/---

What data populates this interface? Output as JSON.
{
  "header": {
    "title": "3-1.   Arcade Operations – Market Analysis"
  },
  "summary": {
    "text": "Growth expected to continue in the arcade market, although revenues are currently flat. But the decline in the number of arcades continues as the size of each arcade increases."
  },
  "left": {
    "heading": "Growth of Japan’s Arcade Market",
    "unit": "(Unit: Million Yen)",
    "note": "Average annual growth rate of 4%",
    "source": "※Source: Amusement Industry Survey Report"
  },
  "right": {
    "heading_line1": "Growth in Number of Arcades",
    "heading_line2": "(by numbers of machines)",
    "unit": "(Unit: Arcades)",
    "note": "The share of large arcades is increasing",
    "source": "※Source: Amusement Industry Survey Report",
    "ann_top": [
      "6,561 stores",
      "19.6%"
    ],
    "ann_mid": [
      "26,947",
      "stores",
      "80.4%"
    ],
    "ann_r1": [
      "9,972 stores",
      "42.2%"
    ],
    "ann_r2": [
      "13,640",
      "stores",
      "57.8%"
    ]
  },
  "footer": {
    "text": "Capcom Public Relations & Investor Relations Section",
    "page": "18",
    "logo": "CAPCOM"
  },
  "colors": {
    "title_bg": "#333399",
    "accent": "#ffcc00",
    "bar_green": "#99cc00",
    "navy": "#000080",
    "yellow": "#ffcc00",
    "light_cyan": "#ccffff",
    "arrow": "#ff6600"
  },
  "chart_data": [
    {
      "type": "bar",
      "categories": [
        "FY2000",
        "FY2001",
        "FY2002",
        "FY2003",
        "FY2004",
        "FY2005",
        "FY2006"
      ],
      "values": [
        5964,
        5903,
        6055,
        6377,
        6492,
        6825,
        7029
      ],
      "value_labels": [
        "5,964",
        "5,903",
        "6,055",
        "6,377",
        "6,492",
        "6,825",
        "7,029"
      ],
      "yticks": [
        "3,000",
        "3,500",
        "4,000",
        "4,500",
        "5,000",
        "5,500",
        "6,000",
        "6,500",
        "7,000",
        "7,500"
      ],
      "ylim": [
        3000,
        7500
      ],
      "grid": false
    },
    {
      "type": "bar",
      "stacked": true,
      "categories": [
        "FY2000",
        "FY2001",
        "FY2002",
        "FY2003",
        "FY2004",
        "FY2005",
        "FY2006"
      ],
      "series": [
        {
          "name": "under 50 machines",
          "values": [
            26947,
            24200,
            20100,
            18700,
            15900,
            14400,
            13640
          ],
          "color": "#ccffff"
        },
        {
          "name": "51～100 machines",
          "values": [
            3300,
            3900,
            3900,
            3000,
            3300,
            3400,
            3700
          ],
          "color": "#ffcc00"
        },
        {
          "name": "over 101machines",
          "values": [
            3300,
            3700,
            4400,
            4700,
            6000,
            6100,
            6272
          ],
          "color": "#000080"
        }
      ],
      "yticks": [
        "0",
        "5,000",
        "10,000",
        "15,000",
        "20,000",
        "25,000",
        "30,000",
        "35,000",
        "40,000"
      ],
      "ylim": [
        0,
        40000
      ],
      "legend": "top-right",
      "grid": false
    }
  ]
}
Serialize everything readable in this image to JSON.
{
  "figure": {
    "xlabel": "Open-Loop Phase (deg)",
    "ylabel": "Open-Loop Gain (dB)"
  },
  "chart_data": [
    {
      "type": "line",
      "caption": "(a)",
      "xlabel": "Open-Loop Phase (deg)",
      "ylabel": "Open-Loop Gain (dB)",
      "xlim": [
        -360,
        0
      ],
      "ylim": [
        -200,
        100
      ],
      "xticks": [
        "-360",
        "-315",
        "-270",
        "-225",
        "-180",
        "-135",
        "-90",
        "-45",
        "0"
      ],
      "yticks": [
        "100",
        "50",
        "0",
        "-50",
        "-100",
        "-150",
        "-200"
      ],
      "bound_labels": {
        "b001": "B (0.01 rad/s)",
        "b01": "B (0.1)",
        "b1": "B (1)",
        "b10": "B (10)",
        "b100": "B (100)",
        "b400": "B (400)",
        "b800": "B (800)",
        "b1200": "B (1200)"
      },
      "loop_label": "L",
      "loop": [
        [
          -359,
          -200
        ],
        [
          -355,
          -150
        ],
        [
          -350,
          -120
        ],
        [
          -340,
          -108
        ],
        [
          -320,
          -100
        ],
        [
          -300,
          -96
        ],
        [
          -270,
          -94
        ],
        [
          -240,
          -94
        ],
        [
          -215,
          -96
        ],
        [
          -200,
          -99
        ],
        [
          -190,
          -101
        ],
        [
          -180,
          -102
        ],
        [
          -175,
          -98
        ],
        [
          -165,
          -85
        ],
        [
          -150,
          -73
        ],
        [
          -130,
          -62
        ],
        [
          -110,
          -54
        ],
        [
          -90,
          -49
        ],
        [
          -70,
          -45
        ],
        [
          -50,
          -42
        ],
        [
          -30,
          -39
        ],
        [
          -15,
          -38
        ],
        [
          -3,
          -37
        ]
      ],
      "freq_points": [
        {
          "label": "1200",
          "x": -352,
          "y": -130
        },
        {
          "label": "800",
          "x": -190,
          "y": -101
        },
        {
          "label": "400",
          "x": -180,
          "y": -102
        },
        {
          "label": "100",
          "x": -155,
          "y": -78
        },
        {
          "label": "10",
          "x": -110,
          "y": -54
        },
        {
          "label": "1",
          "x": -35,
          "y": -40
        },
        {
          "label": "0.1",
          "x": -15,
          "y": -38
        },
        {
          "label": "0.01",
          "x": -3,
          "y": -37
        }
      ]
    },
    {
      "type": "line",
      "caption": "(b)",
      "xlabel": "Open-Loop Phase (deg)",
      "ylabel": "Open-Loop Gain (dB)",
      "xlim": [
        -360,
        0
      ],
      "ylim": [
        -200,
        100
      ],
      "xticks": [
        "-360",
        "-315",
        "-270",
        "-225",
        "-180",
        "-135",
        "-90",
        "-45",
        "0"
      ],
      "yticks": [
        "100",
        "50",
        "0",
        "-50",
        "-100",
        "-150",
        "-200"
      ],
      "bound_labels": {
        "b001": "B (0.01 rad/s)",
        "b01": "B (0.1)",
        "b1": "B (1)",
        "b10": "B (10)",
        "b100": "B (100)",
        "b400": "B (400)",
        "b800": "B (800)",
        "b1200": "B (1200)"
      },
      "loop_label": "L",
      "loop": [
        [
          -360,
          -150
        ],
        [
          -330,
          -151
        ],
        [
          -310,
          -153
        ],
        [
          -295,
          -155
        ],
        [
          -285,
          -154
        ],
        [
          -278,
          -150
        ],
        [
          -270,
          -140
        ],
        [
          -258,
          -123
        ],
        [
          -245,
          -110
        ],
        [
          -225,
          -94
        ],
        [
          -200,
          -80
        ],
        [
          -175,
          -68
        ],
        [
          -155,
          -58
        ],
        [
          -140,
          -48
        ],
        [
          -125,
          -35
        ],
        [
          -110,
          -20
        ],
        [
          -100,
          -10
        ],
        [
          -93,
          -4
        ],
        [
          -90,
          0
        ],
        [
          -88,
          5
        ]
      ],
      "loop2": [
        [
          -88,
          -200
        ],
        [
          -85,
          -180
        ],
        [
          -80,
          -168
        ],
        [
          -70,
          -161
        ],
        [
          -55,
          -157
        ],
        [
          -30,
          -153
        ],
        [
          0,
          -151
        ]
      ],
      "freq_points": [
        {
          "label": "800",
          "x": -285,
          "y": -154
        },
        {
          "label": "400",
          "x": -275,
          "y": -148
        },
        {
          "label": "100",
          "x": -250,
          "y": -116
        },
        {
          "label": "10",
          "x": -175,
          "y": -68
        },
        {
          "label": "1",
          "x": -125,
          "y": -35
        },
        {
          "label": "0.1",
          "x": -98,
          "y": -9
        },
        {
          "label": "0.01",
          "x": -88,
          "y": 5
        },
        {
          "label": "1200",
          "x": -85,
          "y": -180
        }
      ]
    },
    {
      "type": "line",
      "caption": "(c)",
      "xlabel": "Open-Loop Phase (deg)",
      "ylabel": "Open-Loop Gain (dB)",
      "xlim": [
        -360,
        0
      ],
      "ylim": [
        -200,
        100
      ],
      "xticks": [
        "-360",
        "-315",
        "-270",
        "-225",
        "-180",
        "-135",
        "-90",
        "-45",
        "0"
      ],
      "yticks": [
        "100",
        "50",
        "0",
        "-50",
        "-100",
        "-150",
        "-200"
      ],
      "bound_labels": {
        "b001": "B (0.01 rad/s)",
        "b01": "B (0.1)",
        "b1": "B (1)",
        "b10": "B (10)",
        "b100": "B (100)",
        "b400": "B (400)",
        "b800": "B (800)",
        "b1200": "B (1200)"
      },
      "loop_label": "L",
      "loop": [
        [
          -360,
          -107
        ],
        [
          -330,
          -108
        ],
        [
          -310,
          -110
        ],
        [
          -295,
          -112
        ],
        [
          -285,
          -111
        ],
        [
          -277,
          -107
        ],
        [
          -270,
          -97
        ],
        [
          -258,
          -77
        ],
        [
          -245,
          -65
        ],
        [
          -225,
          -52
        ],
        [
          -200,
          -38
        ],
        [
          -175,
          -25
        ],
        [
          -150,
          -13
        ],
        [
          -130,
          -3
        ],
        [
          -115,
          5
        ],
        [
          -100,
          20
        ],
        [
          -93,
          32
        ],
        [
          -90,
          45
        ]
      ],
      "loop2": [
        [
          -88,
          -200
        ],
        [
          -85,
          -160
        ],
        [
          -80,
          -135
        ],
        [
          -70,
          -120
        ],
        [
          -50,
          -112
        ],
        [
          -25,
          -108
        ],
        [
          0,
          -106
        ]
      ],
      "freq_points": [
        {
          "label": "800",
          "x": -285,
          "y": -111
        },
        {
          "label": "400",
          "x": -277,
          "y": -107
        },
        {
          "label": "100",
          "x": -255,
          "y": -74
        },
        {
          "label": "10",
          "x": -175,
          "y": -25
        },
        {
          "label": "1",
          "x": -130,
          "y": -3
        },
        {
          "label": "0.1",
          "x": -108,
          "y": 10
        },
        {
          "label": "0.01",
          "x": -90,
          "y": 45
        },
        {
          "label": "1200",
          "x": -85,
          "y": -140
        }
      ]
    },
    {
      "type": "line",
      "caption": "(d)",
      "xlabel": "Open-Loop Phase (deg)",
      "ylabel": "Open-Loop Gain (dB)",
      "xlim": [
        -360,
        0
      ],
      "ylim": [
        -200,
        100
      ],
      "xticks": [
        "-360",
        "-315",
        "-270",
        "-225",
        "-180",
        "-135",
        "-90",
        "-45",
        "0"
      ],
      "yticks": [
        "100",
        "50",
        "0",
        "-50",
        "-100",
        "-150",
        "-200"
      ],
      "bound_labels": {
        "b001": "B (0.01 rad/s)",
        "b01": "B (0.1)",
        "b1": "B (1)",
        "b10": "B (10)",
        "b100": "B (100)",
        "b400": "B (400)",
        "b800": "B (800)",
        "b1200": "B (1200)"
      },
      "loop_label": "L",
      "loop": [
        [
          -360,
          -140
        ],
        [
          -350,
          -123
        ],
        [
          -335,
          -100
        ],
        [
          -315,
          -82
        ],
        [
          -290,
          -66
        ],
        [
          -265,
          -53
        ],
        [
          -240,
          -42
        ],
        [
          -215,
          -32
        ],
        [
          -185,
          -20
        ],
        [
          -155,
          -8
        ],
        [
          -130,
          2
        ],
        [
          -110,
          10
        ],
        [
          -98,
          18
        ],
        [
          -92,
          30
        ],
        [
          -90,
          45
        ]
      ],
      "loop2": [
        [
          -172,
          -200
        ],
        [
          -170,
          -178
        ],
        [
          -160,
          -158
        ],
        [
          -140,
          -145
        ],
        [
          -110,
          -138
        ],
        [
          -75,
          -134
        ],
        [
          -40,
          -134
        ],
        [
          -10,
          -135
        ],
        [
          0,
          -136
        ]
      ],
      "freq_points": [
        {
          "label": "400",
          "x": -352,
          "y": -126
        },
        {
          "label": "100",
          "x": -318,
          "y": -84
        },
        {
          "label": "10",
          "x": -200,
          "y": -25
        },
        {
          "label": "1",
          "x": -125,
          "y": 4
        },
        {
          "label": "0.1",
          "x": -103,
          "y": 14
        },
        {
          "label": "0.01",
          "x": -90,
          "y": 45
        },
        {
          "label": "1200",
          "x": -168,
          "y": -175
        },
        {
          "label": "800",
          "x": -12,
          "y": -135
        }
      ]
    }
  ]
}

\---

## Exercise directions
In the records above, how many lines contain the string "Survey"? State that number only.

## Problem solution
2